§ Supplied entries

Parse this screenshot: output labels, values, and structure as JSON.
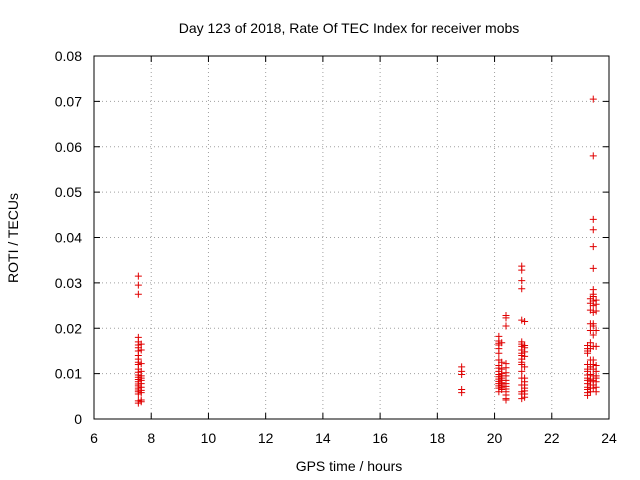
{
  "chart_data": {
    "type": "scatter",
    "title": "Day 123 of 2018, Rate Of TEC Index for receiver mobs",
    "xlabel": "GPS time / hours",
    "ylabel": "ROTI / TECUs",
    "xlim": [
      6,
      24
    ],
    "ylim": [
      0,
      0.08
    ],
    "xticks": [
      "6",
      "8",
      "10",
      "12",
      "14",
      "16",
      "18",
      "20",
      "22",
      "24"
    ],
    "yticks": [
      "0",
      "0.01",
      "0.02",
      "0.03",
      "0.04",
      "0.05",
      "0.06",
      "0.07",
      "0.08"
    ],
    "grid": true,
    "marker": "plus",
    "color": "#e00000",
    "series": [
      {
        "x": [
          7.55,
          7.55,
          7.55,
          7.55,
          7.55,
          7.55,
          7.55,
          7.55,
          7.55,
          7.55,
          7.55,
          7.55,
          7.55,
          7.55,
          7.55,
          7.55,
          7.55,
          7.55,
          7.55,
          7.55,
          7.55,
          7.55,
          7.55,
          7.55,
          7.55,
          7.55,
          7.65,
          7.65,
          7.65,
          7.65,
          7.65,
          7.65,
          7.65,
          7.65,
          7.65,
          7.65,
          7.65,
          7.65,
          7.65,
          18.85,
          18.85,
          18.85,
          18.85,
          18.85,
          20.15,
          20.15,
          20.15,
          20.15,
          20.15,
          20.15,
          20.15,
          20.15,
          20.15,
          20.15,
          20.15,
          20.15,
          20.15,
          20.15,
          20.15,
          20.15,
          20.15,
          20.15,
          20.25,
          20.25,
          20.25,
          20.25,
          20.25,
          20.25,
          20.25,
          20.25,
          20.25,
          20.25,
          20.25,
          20.4,
          20.4,
          20.4,
          20.4,
          20.4,
          20.4,
          20.4,
          20.4,
          20.4,
          20.4,
          20.4,
          20.4,
          20.4,
          20.4,
          20.4,
          20.95,
          20.95,
          20.95,
          20.95,
          20.95,
          20.95,
          20.95,
          20.95,
          20.95,
          20.95,
          20.95,
          20.95,
          20.95,
          20.95,
          20.95,
          20.95,
          20.95,
          20.95,
          20.95,
          20.95,
          21.05,
          21.05,
          21.05,
          21.05,
          21.05,
          21.05,
          21.05,
          21.05,
          21.05,
          21.05,
          21.05,
          21.05,
          21.05,
          23.25,
          23.25,
          23.25,
          23.25,
          23.25,
          23.25,
          23.25,
          23.25,
          23.25,
          23.25,
          23.25,
          23.25,
          23.25,
          23.25,
          23.25,
          23.35,
          23.35,
          23.35,
          23.35,
          23.35,
          23.35,
          23.35,
          23.35,
          23.35,
          23.35,
          23.35,
          23.35,
          23.35,
          23.35,
          23.35,
          23.45,
          23.45,
          23.45,
          23.45,
          23.45,
          23.45,
          23.45,
          23.45,
          23.45,
          23.45,
          23.45,
          23.45,
          23.45,
          23.45,
          23.45,
          23.45,
          23.45,
          23.45,
          23.45,
          23.45,
          23.45,
          23.45,
          23.45,
          23.55,
          23.55,
          23.55,
          23.55,
          23.55,
          23.55,
          23.55,
          23.55,
          23.55,
          23.55,
          23.55,
          23.55
        ],
        "y": [
          0.0315,
          0.0295,
          0.0275,
          0.018,
          0.017,
          0.0163,
          0.0157,
          0.015,
          0.014,
          0.0132,
          0.0125,
          0.012,
          0.011,
          0.0103,
          0.0097,
          0.0092,
          0.0087,
          0.0082,
          0.0077,
          0.0073,
          0.0068,
          0.0064,
          0.006,
          0.0055,
          0.004,
          0.0035,
          0.0165,
          0.0152,
          0.0122,
          0.0105,
          0.0095,
          0.009,
          0.0085,
          0.0078,
          0.007,
          0.0063,
          0.0058,
          0.0042,
          0.0038,
          0.0115,
          0.0105,
          0.0098,
          0.0065,
          0.0058,
          0.0182,
          0.0172,
          0.0167,
          0.0163,
          0.0155,
          0.0145,
          0.013,
          0.0118,
          0.0112,
          0.0105,
          0.0098,
          0.0093,
          0.0088,
          0.0083,
          0.0078,
          0.0073,
          0.0068,
          0.006,
          0.0168,
          0.0125,
          0.011,
          0.01,
          0.0095,
          0.009,
          0.0085,
          0.008,
          0.0075,
          0.007,
          0.0065,
          0.0228,
          0.0223,
          0.0205,
          0.0122,
          0.0113,
          0.0102,
          0.0095,
          0.0085,
          0.0078,
          0.0072,
          0.0066,
          0.006,
          0.0053,
          0.0045,
          0.0042,
          0.0337,
          0.0328,
          0.0305,
          0.0287,
          0.0218,
          0.017,
          0.0165,
          0.016,
          0.0152,
          0.0145,
          0.014,
          0.0132,
          0.0125,
          0.012,
          0.0105,
          0.009,
          0.0075,
          0.006,
          0.0055,
          0.0045,
          0.0215,
          0.0162,
          0.0157,
          0.0148,
          0.0138,
          0.0115,
          0.009,
          0.0082,
          0.0075,
          0.0068,
          0.0062,
          0.0055,
          0.0048,
          0.0162,
          0.0155,
          0.015,
          0.0145,
          0.012,
          0.011,
          0.0105,
          0.0097,
          0.009,
          0.0085,
          0.0078,
          0.007,
          0.0065,
          0.0058,
          0.0052,
          0.0265,
          0.0255,
          0.024,
          0.021,
          0.0195,
          0.0168,
          0.0155,
          0.013,
          0.0115,
          0.0098,
          0.0088,
          0.0082,
          0.0075,
          0.0068,
          0.006,
          0.0705,
          0.058,
          0.044,
          0.0417,
          0.038,
          0.0332,
          0.0285,
          0.0275,
          0.027,
          0.026,
          0.025,
          0.0235,
          0.021,
          0.0205,
          0.0185,
          0.016,
          0.013,
          0.012,
          0.011,
          0.0095,
          0.0085,
          0.0075,
          0.0068,
          0.0262,
          0.0253,
          0.0238,
          0.0195,
          0.016,
          0.0118,
          0.0105,
          0.0095,
          0.009,
          0.0082,
          0.007,
          0.006
        ]
      }
    ]
  }
}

§ Work to be completed
Leave out the pictures and print every line of the data exactly.

§ Answer
Parse this screenshot: output labels, values, and structure as JSON.
{
  "chart_data": {
    "type": "scatter",
    "title": "Day 123 of 2018, Rate Of TEC Index for receiver mobs",
    "xlabel": "GPS time / hours",
    "ylabel": "ROTI / TECUs",
    "xlim": [
      6,
      24
    ],
    "ylim": [
      0,
      0.08
    ],
    "xticks": [
      "6",
      "8",
      "10",
      "12",
      "14",
      "16",
      "18",
      "20",
      "22",
      "24"
    ],
    "yticks": [
      "0",
      "0.01",
      "0.02",
      "0.03",
      "0.04",
      "0.05",
      "0.06",
      "0.07",
      "0.08"
    ],
    "grid": true,
    "marker": "plus",
    "color": "#e00000",
    "series": [
      {
        "x": [
          7.55,
          7.55,
          7.55,
          7.55,
          7.55,
          7.55,
          7.55,
          7.55,
          7.55,
          7.55,
          7.55,
          7.55,
          7.55,
          7.55,
          7.55,
          7.55,
          7.55,
          7.55,
          7.55,
          7.55,
          7.55,
          7.55,
          7.55,
          7.55,
          7.55,
          7.55,
          7.65,
          7.65,
          7.65,
          7.65,
          7.65,
          7.65,
          7.65,
          7.65,
          7.65,
          7.65,
          7.65,
          7.65,
          7.65,
          18.85,
          18.85,
          18.85,
          18.85,
          18.85,
          20.15,
          20.15,
          20.15,
          20.15,
          20.15,
          20.15,
          20.15,
          20.15,
          20.15,
          20.15,
          20.15,
          20.15,
          20.15,
          20.15,
          20.15,
          20.15,
          20.15,
          20.15,
          20.25,
          20.25,
          20.25,
          20.25,
          20.25,
          20.25,
          20.25,
          20.25,
          20.25,
          20.25,
          20.25,
          20.4,
          20.4,
          20.4,
          20.4,
          20.4,
          20.4,
          20.4,
          20.4,
          20.4,
          20.4,
          20.4,
          20.4,
          20.4,
          20.4,
          20.4,
          20.95,
          20.95,
          20.95,
          20.95,
          20.95,
          20.95,
          20.95,
          20.95,
          20.95,
          20.95,
          20.95,
          20.95,
          20.95,
          20.95,
          20.95,
          20.95,
          20.95,
          20.95,
          20.95,
          20.95,
          21.05,
          21.05,
          21.05,
          21.05,
          21.05,
          21.05,
          21.05,
          21.05,
          21.05,
          21.05,
          21.05,
          21.05,
          21.05,
          23.25,
          23.25,
          23.25,
          23.25,
          23.25,
          23.25,
          23.25,
          23.25,
          23.25,
          23.25,
          23.25,
          23.25,
          23.25,
          23.25,
          23.25,
          23.35,
          23.35,
          23.35,
          23.35,
          23.35,
          23.35,
          23.35,
          23.35,
          23.35,
          23.35,
          23.35,
          23.35,
          23.35,
          23.35,
          23.35,
          23.45,
          23.45,
          23.45,
          23.45,
          23.45,
          23.45,
          23.45,
          23.45,
          23.45,
          23.45,
          23.45,
          23.45,
          23.45,
          23.45,
          23.45,
          23.45,
          23.45,
          23.45,
          23.45,
          23.45,
          23.45,
          23.45,
          23.45,
          23.55,
          23.55,
          23.55,
          23.55,
          23.55,
          23.55,
          23.55,
          23.55,
          23.55,
          23.55,
          23.55,
          23.55
        ],
        "y": [
          0.0315,
          0.0295,
          0.0275,
          0.018,
          0.017,
          0.0163,
          0.0157,
          0.015,
          0.014,
          0.0132,
          0.0125,
          0.012,
          0.011,
          0.0103,
          0.0097,
          0.0092,
          0.0087,
          0.0082,
          0.0077,
          0.0073,
          0.0068,
          0.0064,
          0.006,
          0.0055,
          0.004,
          0.0035,
          0.0165,
          0.0152,
          0.0122,
          0.0105,
          0.0095,
          0.009,
          0.0085,
          0.0078,
          0.007,
          0.0063,
          0.0058,
          0.0042,
          0.0038,
          0.0115,
          0.0105,
          0.0098,
          0.0065,
          0.0058,
          0.0182,
          0.0172,
          0.0167,
          0.0163,
          0.0155,
          0.0145,
          0.013,
          0.0118,
          0.0112,
          0.0105,
          0.0098,
          0.0093,
          0.0088,
          0.0083,
          0.0078,
          0.0073,
          0.0068,
          0.006,
          0.0168,
          0.0125,
          0.011,
          0.01,
          0.0095,
          0.009,
          0.0085,
          0.008,
          0.0075,
          0.007,
          0.0065,
          0.0228,
          0.0223,
          0.0205,
          0.0122,
          0.0113,
          0.0102,
          0.0095,
          0.0085,
          0.0078,
          0.0072,
          0.0066,
          0.006,
          0.0053,
          0.0045,
          0.0042,
          0.0337,
          0.0328,
          0.0305,
          0.0287,
          0.0218,
          0.017,
          0.0165,
          0.016,
          0.0152,
          0.0145,
          0.014,
          0.0132,
          0.0125,
          0.012,
          0.0105,
          0.009,
          0.0075,
          0.006,
          0.0055,
          0.0045,
          0.0215,
          0.0162,
          0.0157,
          0.0148,
          0.0138,
          0.0115,
          0.009,
          0.0082,
          0.0075,
          0.0068,
          0.0062,
          0.0055,
          0.0048,
          0.0162,
          0.0155,
          0.015,
          0.0145,
          0.012,
          0.011,
          0.0105,
          0.0097,
          0.009,
          0.0085,
          0.0078,
          0.007,
          0.0065,
          0.0058,
          0.0052,
          0.0265,
          0.0255,
          0.024,
          0.021,
          0.0195,
          0.0168,
          0.0155,
          0.013,
          0.0115,
          0.0098,
          0.0088,
          0.0082,
          0.0075,
          0.0068,
          0.006,
          0.0705,
          0.058,
          0.044,
          0.0417,
          0.038,
          0.0332,
          0.0285,
          0.0275,
          0.027,
          0.026,
          0.025,
          0.0235,
          0.021,
          0.0205,
          0.0185,
          0.016,
          0.013,
          0.012,
          0.011,
          0.0095,
          0.0085,
          0.0075,
          0.0068,
          0.0262,
          0.0253,
          0.0238,
          0.0195,
          0.016,
          0.0118,
          0.0105,
          0.0095,
          0.009,
          0.0082,
          0.007,
          0.006
        ]
      }
    ]
  }
}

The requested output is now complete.